### Task objective
Write out each line from the data below that includes the word "division".

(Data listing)

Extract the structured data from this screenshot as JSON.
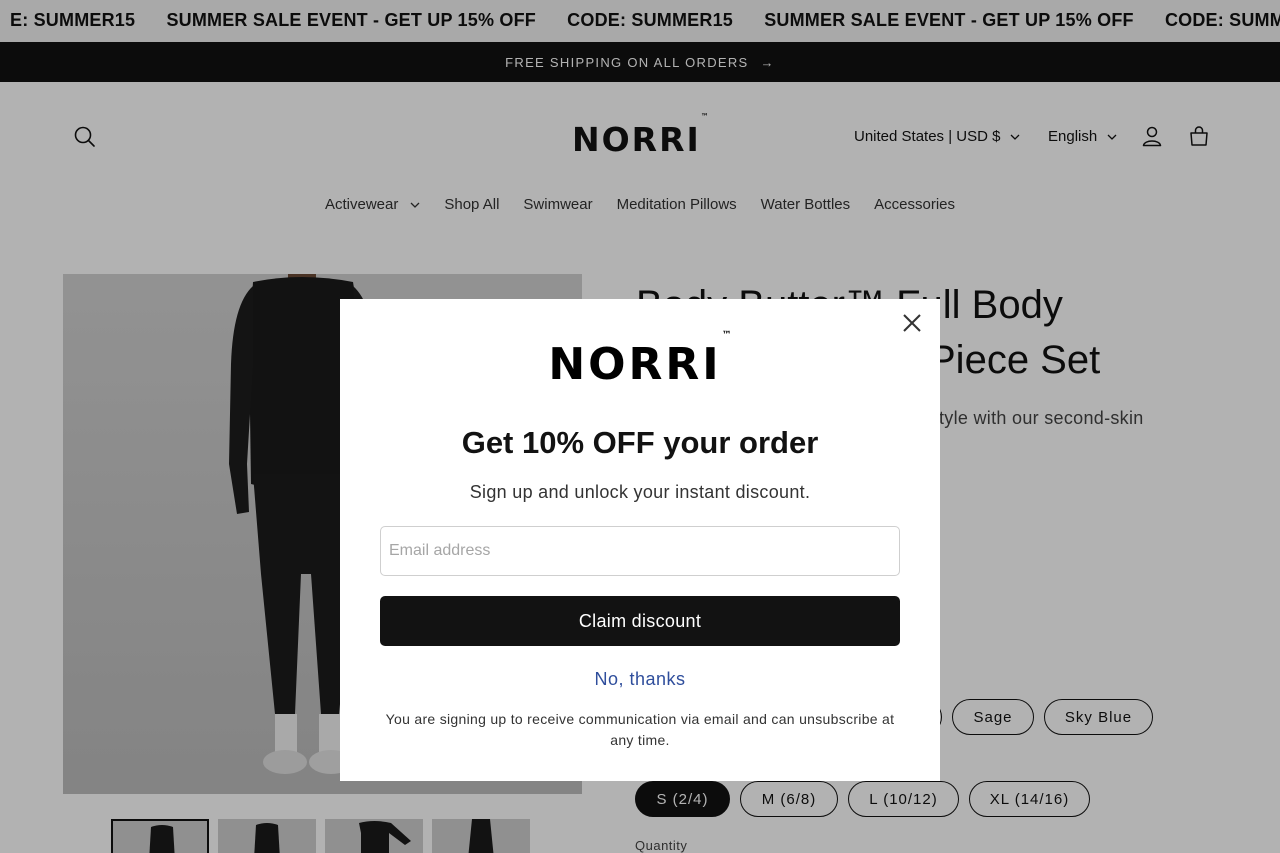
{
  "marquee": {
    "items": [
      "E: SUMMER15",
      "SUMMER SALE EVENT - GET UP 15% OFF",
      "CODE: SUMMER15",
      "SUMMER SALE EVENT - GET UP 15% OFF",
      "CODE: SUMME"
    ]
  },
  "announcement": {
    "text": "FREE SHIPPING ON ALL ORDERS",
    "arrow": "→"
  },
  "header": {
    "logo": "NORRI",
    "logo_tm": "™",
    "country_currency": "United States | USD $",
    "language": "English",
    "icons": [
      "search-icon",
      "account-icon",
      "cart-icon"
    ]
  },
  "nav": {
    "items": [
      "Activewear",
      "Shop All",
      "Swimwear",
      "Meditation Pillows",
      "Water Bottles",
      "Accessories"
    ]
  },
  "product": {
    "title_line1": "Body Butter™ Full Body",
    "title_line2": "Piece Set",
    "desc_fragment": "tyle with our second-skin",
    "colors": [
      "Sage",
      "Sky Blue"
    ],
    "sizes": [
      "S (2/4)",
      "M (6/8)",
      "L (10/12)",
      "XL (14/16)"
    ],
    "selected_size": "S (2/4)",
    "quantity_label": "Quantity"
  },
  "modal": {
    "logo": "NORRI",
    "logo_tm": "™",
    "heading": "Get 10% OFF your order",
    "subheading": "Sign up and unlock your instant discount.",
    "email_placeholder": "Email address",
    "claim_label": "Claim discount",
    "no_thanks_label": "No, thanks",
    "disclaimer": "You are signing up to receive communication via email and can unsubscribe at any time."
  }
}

...

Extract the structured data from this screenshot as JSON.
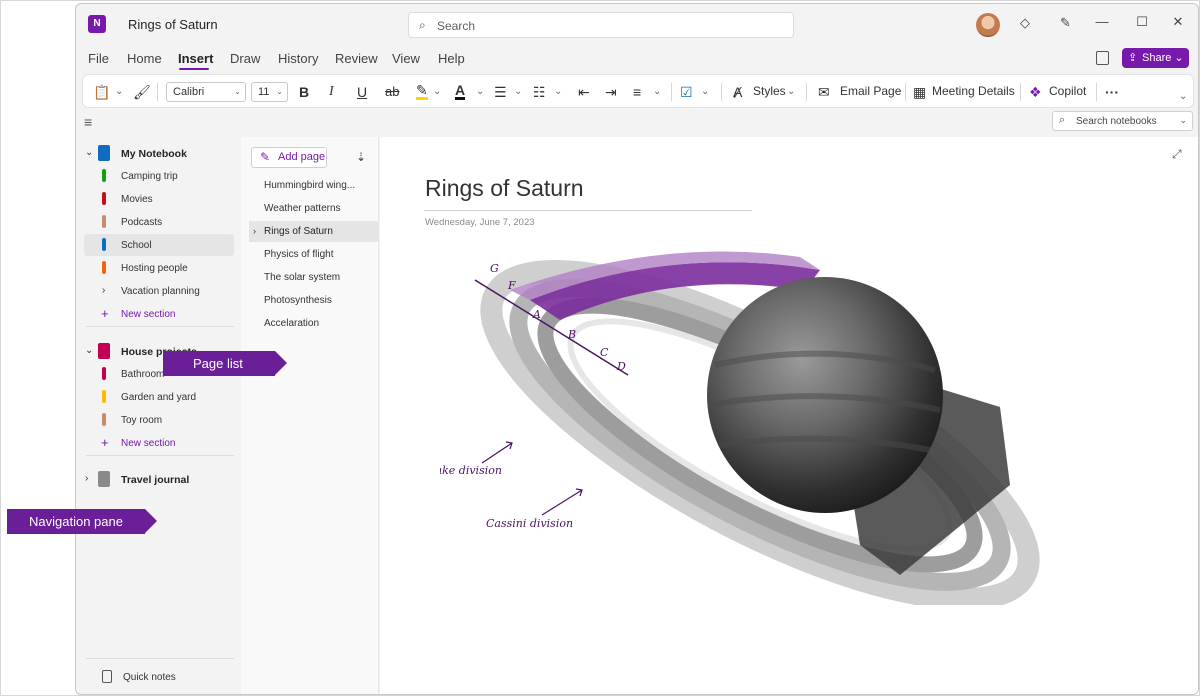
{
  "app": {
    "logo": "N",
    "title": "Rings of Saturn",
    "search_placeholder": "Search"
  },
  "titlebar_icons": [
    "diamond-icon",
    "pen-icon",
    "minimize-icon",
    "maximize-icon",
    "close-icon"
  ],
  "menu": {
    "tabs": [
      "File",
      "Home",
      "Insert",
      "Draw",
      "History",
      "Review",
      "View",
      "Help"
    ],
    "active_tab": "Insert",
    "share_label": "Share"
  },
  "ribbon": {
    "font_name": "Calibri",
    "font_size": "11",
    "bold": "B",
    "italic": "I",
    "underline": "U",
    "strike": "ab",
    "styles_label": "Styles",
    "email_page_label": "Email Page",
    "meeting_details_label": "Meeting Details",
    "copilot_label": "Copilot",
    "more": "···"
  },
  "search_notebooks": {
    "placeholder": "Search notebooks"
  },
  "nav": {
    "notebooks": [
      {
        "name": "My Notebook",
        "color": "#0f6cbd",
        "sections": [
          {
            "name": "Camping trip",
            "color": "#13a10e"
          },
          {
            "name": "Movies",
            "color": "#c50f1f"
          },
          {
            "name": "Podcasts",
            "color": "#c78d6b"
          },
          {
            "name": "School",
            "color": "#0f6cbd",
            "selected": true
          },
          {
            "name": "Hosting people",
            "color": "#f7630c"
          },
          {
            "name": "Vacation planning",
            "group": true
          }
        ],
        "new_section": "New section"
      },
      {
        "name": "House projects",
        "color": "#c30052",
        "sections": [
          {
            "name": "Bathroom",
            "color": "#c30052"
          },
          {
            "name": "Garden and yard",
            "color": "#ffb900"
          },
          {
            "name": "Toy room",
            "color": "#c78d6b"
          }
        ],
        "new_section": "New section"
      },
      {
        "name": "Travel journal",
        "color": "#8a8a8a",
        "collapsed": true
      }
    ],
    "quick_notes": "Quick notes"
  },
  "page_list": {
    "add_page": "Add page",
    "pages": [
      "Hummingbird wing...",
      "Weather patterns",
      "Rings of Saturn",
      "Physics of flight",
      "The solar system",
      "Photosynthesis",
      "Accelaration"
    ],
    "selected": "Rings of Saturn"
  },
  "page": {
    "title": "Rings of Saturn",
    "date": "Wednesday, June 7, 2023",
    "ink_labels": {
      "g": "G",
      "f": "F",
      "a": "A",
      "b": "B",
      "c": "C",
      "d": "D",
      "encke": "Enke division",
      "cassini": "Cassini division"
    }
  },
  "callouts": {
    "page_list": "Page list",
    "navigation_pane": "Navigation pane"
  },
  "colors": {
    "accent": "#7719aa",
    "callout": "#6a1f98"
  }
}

* * *

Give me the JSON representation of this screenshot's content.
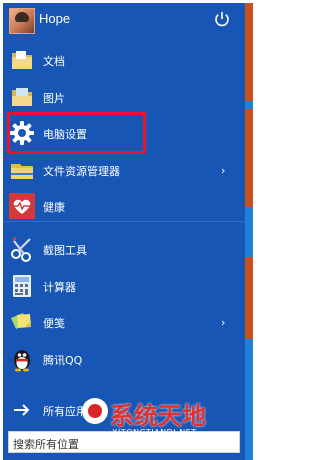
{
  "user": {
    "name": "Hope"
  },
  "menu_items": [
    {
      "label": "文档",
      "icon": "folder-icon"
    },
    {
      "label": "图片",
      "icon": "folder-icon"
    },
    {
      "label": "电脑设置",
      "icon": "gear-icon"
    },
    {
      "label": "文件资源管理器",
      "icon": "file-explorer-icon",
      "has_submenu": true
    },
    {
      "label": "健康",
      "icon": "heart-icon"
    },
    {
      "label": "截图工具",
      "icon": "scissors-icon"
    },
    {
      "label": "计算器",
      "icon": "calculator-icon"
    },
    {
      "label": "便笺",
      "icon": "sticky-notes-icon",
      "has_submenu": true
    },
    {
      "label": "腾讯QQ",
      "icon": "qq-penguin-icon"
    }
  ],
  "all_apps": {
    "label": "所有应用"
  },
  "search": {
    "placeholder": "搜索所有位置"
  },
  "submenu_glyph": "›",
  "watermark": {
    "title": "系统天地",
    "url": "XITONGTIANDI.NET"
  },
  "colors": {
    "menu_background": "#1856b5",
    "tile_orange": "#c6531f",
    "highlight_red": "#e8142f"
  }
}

### Response
      "encke": "Enke division",
      "cassini": "Cassini division"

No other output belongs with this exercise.